#### Texte fourni

L’artiste musicienne burkinabè Maï Lingani célèbre ses 20 ans de carrière avec deux spectacles au programme : un à Ouagadougou ce soir à l’Institut français et l’autre à Bobo le 29 mai (1)
Combative, résiliente, elle dresse pour KACETO.NET un bilan d’étape de sa carrière construite non sans adversités, mais aussi dans la joie et l’optimisme que demain dépend de ce que nous aurons décidé qu’il soit. Leçon de courage et d’humilité pour artistes débutants.

Le spectacle s’appelle Sougri, qui veut dire "Pardon" dans la langue mooré. Pourquoi ce choix ?

Le spectacle s’appelle Sougri parce que l’événement est placé sous le signe de la réconciliation et la cohésion sociale, un thème qui est d’actualité. De nombreux Burkinabè pensent qu’il y a beaucoup de travail à faire pour aller à la réconciliation parce qu’il faut aller à la source et comprendre pourquoi il y a tant de frustration et de souffrance dans notre pays. Il faut que chacun ait le courage de dire, oui, j’ai fait ceci ou cela , je l’assume et je demande pardon. C’est important parce qu’il ne faut pas dire dire pardon pour dire pardon. Si tu es coupable de quelque chose, il faut mettre ton orgueil de côté et reconnaître ton tort. Le thème du spectacle est ma contribution à la réconciliation nationale et dans mon dernier album, il y a un titre qui s’appelle Sougri.

#### Lignes extraites
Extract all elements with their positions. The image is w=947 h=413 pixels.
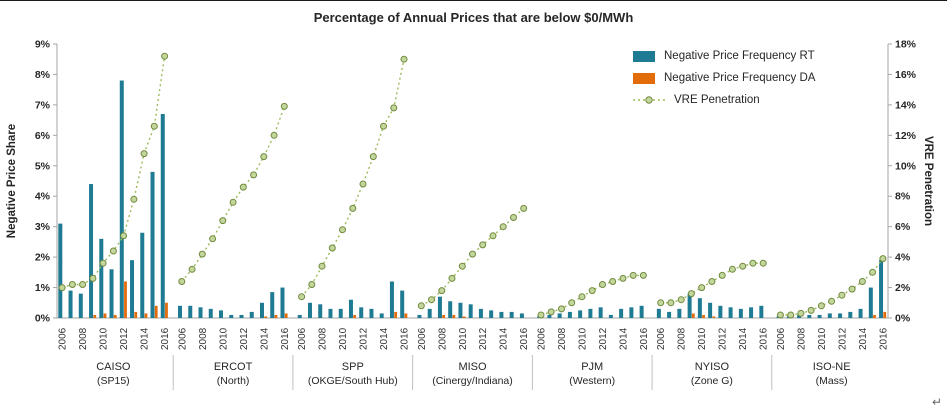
svg-text:2010: 2010 [577,327,588,350]
svg-text:2008: 2008 [198,327,209,350]
svg-text:2006: 2006 [297,327,308,350]
svg-text:12%: 12% [895,130,917,142]
svg-text:3%: 3% [35,221,51,233]
svg-text:MISO: MISO [458,361,487,373]
svg-text:2010: 2010 [99,327,110,350]
vre-dotted-line-swatch-icon [633,94,665,106]
svg-text:2010: 2010 [338,327,349,350]
svg-text:2008: 2008 [796,327,807,350]
svg-text:2%: 2% [35,252,51,264]
svg-text:6%: 6% [895,221,911,233]
svg-text:SPP: SPP [342,361,364,373]
svg-text:2010: 2010 [218,327,229,350]
svg-text:2014: 2014 [858,327,869,350]
right-axis-title: VRE Penetration [922,135,934,227]
left-axis-title: Negative Price Share [6,123,18,239]
svg-text:9%: 9% [35,39,51,51]
svg-text:2014: 2014 [140,327,151,350]
svg-text:2012: 2012 [239,327,250,350]
svg-text:2012: 2012 [718,327,729,350]
svg-text:(OKGE/South Hub): (OKGE/South Hub) [308,375,398,387]
svg-text:2012: 2012 [598,327,609,350]
legend-item-rt: Negative Price Frequency RT [633,50,815,62]
svg-text:2008: 2008 [557,327,568,350]
svg-text:2016: 2016 [639,327,650,350]
legend: Negative Price Frequency RT Negative Pri… [633,50,815,106]
svg-text:2016: 2016 [759,327,770,350]
svg-text:(Mass): (Mass) [816,375,848,387]
svg-text:2012: 2012 [119,327,130,350]
svg-text:NYISO: NYISO [695,361,730,373]
svg-text:2006: 2006 [776,327,787,350]
svg-text:2012: 2012 [837,327,848,350]
svg-text:2010: 2010 [458,327,469,350]
svg-text:2010: 2010 [697,327,708,350]
svg-text:ERCOT: ERCOT [214,361,253,373]
legend-label-vre: VRE Penetration [674,94,760,106]
svg-text:2014: 2014 [379,327,390,350]
svg-text:14%: 14% [895,99,917,111]
svg-text:2008: 2008 [437,327,448,350]
svg-text:(Cinergy/Indiana): (Cinergy/Indiana) [432,375,513,387]
svg-text:2008: 2008 [318,327,329,350]
svg-text:(Western): (Western) [569,375,615,387]
svg-text:(SP15): (SP15) [97,375,130,387]
chart-title: Percentage of Annual Prices that are bel… [313,10,634,25]
svg-text:2006: 2006 [58,327,69,350]
svg-text:8%: 8% [895,191,911,203]
svg-text:2016: 2016 [280,327,291,350]
svg-text:2008: 2008 [78,327,89,350]
svg-text:2016: 2016 [878,327,889,350]
svg-text:2012: 2012 [478,327,489,350]
legend-item-da: Negative Price Frequency DA [633,72,815,84]
svg-text:2006: 2006 [417,327,428,350]
da-bar-swatch-icon [633,72,655,84]
svg-text:10%: 10% [895,160,917,172]
svg-text:2014: 2014 [738,327,749,350]
svg-text:16%: 16% [895,69,917,81]
svg-text:2006: 2006 [656,327,667,350]
svg-text:2%: 2% [895,282,911,294]
svg-text:0%: 0% [895,313,911,325]
top-border-line [0,0,947,1]
svg-text:4%: 4% [895,252,911,264]
svg-text:2016: 2016 [519,327,530,350]
return-mark-icon: ↵ [931,395,942,409]
svg-text:2010: 2010 [817,327,828,350]
svg-text:2014: 2014 [499,327,510,350]
svg-text:ISO-NE: ISO-NE [813,361,851,373]
svg-text:18%: 18% [895,39,917,51]
svg-text:(Zone G): (Zone G) [691,375,733,387]
svg-text:5%: 5% [35,160,51,172]
svg-text:7%: 7% [35,99,51,111]
svg-text:4%: 4% [35,191,51,203]
svg-text:2012: 2012 [359,327,370,350]
svg-text:2016: 2016 [400,327,411,350]
svg-text:2008: 2008 [677,327,688,350]
legend-item-vre: VRE Penetration [633,94,815,106]
svg-text:6%: 6% [35,130,51,142]
svg-text:2014: 2014 [618,327,629,350]
svg-text:2006: 2006 [536,327,547,350]
svg-text:2006: 2006 [177,327,188,350]
svg-text:1%: 1% [35,282,51,294]
svg-text:(North): (North) [217,375,250,387]
legend-label-rt: Negative Price Frequency RT [664,50,815,62]
svg-text:2014: 2014 [259,327,270,350]
svg-text:2016: 2016 [160,327,171,350]
legend-label-da: Negative Price Frequency DA [664,72,816,84]
svg-text:8%: 8% [35,69,51,81]
svg-text:0%: 0% [35,313,51,325]
svg-text:CAISO: CAISO [96,361,131,373]
svg-text:PJM: PJM [581,361,603,373]
rt-bar-swatch-icon [633,50,655,62]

#### Énoncé de la consigne
Pour chacune des affirmations ci-après, indiquez par oui ou par non si elle concorde avec le texte fourni, en citant mot pour mot les termes du texte qui tranchent la question.
(a) Maï Lingani célèbre dix ans de carrière.
(b) Le mot « Sougri » signifie « Pardon » en mooré.
(c) Le dernier album de l’artiste comporte un titre intitulé Sougri.
Les lignes constituent un matériau distinct du texte fourni.

#### Réponse proposée
(a) Non : « célèbre ses 20 ans de carrière ».
(b) Oui : « qui veut dire "Pardon" dans la langue mooré ».
(c) Oui : « dans mon dernier album, il y a un titre qui s’appelle Sougri ».